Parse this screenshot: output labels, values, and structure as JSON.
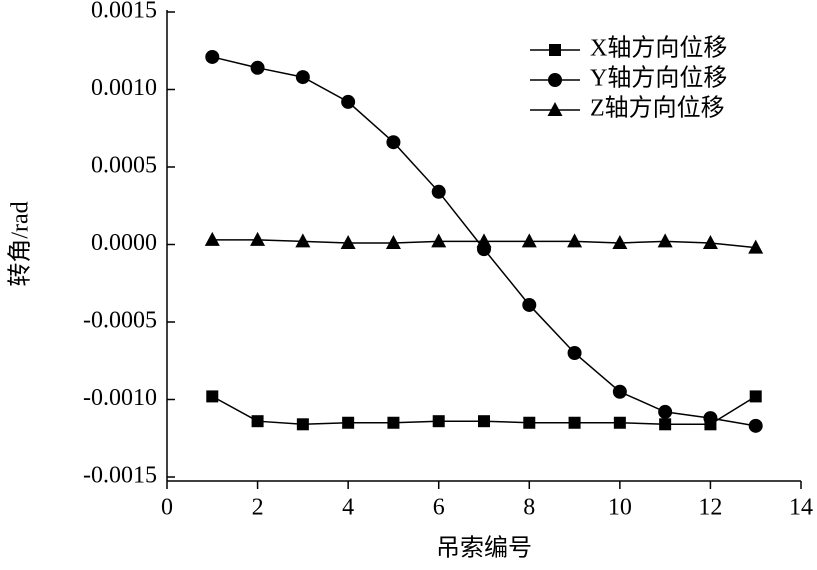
{
  "chart_data": {
    "type": "line",
    "x_label": "吊索编号",
    "y_label": "转角/rad",
    "x": [
      1,
      2,
      3,
      4,
      5,
      6,
      7,
      8,
      9,
      10,
      11,
      12,
      13
    ],
    "series": [
      {
        "name": "X轴方向位移",
        "color": "#000000",
        "marker": "square",
        "values": [
          -0.00098,
          -0.00114,
          -0.00116,
          -0.00115,
          -0.00115,
          -0.00114,
          -0.00114,
          -0.00115,
          -0.00115,
          -0.00115,
          -0.00116,
          -0.00116,
          -0.00098
        ]
      },
      {
        "name": "Y轴方向位移",
        "color": "#000000",
        "marker": "circle",
        "values": [
          0.00121,
          0.00114,
          0.00108,
          0.00092,
          0.00066,
          0.00034,
          -3e-05,
          -0.00039,
          -0.0007,
          -0.00095,
          -0.00108,
          -0.00112,
          -0.00117
        ]
      },
      {
        "name": "Z轴方向位移",
        "color": "#000000",
        "marker": "triangle",
        "values": [
          3e-05,
          3e-05,
          2e-05,
          1e-05,
          1e-05,
          2e-05,
          2e-05,
          2e-05,
          2e-05,
          1e-05,
          2e-05,
          1e-05,
          -2e-05
        ]
      }
    ],
    "xlim": [
      0,
      14
    ],
    "xticks": [
      0,
      2,
      4,
      6,
      8,
      10,
      12,
      14
    ],
    "ylim": [
      -0.0015,
      0.0015
    ],
    "yticks": [
      {
        "value": -0.0015,
        "label": "-0.0015"
      },
      {
        "value": -0.001,
        "label": "-0.0010"
      },
      {
        "value": -0.0005,
        "label": "-0.0005"
      },
      {
        "value": 0,
        "label": "0.0000"
      },
      {
        "value": 0.0005,
        "label": "0.0005"
      },
      {
        "value": 0.001,
        "label": "0.0010"
      },
      {
        "value": 0.0015,
        "label": "0.0015"
      }
    ],
    "legend": "top-right",
    "grid": false
  }
}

§

> _PROBLEM STATEMENT_
State how many lines of the records above contain "name", with no words besides the number.

> _RESPONSE BELOW_
3